**Stated goal**
Report all lines holding "Athletic".

**Record set**

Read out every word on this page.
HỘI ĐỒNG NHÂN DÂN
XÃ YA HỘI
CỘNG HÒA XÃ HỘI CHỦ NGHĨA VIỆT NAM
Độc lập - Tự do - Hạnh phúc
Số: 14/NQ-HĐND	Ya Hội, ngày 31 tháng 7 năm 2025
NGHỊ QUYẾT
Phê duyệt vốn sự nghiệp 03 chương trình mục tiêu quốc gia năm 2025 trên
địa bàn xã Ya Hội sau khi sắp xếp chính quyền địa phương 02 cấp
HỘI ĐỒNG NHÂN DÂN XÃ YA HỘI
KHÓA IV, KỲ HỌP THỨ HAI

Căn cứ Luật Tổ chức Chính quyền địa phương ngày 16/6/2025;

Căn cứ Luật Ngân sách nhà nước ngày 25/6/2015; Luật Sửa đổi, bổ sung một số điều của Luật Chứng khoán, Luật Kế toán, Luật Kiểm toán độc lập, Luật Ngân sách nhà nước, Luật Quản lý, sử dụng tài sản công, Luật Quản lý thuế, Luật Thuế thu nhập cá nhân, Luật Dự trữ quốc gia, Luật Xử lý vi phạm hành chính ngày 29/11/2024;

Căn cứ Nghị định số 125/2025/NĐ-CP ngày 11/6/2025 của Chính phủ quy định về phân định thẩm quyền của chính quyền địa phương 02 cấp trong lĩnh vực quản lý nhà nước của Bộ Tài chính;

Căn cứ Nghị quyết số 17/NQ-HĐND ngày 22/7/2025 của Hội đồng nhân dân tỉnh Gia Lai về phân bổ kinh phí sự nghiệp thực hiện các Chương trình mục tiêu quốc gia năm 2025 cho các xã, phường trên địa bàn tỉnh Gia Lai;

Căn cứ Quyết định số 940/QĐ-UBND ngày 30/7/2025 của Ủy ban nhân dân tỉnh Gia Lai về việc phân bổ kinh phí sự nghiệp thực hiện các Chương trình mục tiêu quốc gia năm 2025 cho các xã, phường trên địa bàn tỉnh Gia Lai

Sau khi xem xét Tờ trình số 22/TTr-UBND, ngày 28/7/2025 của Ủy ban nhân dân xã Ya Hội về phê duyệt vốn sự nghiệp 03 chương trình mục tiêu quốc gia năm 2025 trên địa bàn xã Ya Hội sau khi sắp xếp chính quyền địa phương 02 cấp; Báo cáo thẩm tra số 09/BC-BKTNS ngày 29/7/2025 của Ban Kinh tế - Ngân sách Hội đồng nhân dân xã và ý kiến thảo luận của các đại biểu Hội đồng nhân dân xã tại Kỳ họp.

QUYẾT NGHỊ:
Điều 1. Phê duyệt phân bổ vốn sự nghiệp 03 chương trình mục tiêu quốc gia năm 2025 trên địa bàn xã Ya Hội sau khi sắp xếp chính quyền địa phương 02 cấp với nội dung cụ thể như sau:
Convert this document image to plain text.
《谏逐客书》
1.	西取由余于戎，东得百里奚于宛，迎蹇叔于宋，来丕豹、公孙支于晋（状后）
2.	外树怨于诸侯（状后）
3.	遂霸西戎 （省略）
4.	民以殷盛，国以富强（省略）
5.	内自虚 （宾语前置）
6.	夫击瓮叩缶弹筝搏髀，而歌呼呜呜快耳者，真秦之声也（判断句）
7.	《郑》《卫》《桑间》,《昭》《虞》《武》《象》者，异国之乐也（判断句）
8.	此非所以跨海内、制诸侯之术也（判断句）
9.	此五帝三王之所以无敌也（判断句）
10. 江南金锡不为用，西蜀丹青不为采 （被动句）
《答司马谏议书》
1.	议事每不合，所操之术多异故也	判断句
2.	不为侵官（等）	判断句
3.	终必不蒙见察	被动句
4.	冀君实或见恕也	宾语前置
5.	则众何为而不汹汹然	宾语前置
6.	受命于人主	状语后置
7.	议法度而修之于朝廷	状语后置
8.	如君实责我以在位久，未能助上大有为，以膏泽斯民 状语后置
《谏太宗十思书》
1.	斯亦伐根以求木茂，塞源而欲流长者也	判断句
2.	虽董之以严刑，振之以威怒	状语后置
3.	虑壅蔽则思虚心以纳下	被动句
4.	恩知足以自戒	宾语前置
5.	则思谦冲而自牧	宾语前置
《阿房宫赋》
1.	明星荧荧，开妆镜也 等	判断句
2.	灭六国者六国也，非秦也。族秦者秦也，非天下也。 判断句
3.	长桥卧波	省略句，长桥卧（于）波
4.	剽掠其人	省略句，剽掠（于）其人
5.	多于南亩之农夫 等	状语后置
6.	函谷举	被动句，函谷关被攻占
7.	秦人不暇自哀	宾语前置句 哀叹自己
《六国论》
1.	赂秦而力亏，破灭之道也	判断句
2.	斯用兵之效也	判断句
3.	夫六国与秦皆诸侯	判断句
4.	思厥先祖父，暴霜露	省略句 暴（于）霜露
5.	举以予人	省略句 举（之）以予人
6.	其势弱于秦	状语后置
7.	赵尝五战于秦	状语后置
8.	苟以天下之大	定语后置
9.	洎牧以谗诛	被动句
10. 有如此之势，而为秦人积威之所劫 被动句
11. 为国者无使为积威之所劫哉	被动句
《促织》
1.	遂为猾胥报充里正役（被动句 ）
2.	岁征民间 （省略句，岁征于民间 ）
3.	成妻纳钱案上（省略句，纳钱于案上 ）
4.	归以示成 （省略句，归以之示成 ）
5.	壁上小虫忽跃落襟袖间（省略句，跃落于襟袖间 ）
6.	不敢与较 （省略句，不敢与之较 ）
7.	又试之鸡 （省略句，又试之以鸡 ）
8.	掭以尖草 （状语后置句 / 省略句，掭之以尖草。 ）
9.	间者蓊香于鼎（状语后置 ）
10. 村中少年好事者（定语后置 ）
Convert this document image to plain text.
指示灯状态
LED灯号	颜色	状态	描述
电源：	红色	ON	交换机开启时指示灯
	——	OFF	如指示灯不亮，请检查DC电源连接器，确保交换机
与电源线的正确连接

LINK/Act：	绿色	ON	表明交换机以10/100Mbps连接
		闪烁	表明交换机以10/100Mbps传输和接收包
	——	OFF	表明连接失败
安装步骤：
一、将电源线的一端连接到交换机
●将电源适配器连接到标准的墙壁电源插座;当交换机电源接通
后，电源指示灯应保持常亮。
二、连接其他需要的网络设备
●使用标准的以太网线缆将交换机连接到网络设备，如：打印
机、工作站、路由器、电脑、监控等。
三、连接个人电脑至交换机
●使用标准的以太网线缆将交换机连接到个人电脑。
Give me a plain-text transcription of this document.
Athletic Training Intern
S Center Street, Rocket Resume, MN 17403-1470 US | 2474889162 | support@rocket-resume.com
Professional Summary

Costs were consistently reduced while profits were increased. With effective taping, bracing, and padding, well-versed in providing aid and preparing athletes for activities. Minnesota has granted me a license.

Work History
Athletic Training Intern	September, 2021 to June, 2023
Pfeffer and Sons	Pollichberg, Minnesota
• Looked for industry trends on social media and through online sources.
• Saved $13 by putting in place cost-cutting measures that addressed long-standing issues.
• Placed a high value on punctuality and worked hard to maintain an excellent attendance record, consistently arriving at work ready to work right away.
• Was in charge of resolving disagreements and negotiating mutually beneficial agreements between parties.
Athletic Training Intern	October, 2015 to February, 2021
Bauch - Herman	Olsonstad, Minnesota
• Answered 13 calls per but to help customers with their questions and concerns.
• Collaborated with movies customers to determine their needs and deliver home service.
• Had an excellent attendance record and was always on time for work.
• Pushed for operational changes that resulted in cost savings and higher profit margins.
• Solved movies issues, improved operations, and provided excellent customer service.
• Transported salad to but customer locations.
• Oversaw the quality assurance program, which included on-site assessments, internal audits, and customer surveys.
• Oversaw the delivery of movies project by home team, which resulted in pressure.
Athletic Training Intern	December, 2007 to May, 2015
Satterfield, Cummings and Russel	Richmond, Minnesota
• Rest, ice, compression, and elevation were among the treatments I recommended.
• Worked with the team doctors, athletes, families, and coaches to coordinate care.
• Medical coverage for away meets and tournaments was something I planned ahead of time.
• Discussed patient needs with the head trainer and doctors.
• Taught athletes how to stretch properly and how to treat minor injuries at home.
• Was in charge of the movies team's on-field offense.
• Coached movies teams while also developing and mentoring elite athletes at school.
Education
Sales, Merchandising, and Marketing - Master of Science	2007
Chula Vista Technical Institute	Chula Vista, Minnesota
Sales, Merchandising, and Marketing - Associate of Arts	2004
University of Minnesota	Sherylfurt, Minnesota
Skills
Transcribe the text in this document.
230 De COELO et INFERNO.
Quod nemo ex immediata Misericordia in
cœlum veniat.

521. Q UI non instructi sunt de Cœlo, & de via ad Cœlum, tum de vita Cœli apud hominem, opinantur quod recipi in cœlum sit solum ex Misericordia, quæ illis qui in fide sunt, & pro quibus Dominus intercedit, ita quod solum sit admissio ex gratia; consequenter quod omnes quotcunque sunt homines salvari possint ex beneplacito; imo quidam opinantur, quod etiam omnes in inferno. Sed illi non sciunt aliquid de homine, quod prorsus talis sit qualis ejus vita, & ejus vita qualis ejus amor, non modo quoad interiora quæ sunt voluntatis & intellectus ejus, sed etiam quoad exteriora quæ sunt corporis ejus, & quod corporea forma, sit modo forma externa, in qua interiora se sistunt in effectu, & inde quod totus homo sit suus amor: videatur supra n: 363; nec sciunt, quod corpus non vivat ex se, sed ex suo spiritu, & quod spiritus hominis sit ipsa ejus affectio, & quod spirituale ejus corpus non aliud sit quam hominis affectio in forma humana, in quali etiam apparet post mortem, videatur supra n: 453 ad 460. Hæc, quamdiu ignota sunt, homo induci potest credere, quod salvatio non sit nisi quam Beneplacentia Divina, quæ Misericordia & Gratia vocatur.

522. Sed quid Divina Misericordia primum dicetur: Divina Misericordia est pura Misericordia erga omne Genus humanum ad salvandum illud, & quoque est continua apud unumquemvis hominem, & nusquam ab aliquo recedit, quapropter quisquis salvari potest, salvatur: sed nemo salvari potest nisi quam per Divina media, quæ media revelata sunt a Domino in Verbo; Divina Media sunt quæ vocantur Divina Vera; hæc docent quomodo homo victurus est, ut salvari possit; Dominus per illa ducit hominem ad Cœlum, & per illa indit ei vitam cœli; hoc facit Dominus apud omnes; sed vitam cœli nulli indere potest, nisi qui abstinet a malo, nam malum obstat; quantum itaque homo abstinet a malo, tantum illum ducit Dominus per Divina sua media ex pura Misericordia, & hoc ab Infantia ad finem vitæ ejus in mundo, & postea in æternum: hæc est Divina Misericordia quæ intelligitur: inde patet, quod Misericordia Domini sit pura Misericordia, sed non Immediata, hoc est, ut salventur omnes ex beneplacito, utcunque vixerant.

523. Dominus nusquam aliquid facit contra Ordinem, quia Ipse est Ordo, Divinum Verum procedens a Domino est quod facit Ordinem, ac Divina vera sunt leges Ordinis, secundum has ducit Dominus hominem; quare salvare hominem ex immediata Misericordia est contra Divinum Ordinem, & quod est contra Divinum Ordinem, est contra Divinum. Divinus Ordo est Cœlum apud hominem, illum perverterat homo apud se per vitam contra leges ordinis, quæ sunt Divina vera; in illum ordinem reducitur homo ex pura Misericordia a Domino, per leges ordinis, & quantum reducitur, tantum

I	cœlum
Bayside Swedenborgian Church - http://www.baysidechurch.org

**Solution to the exercise**
Athletic Training Intern
Athletic Training Intern	September, 2021 to June, 2023
Athletic Training Intern	October, 2015 to February, 2021
Athletic Training Intern	December, 2007 to May, 2015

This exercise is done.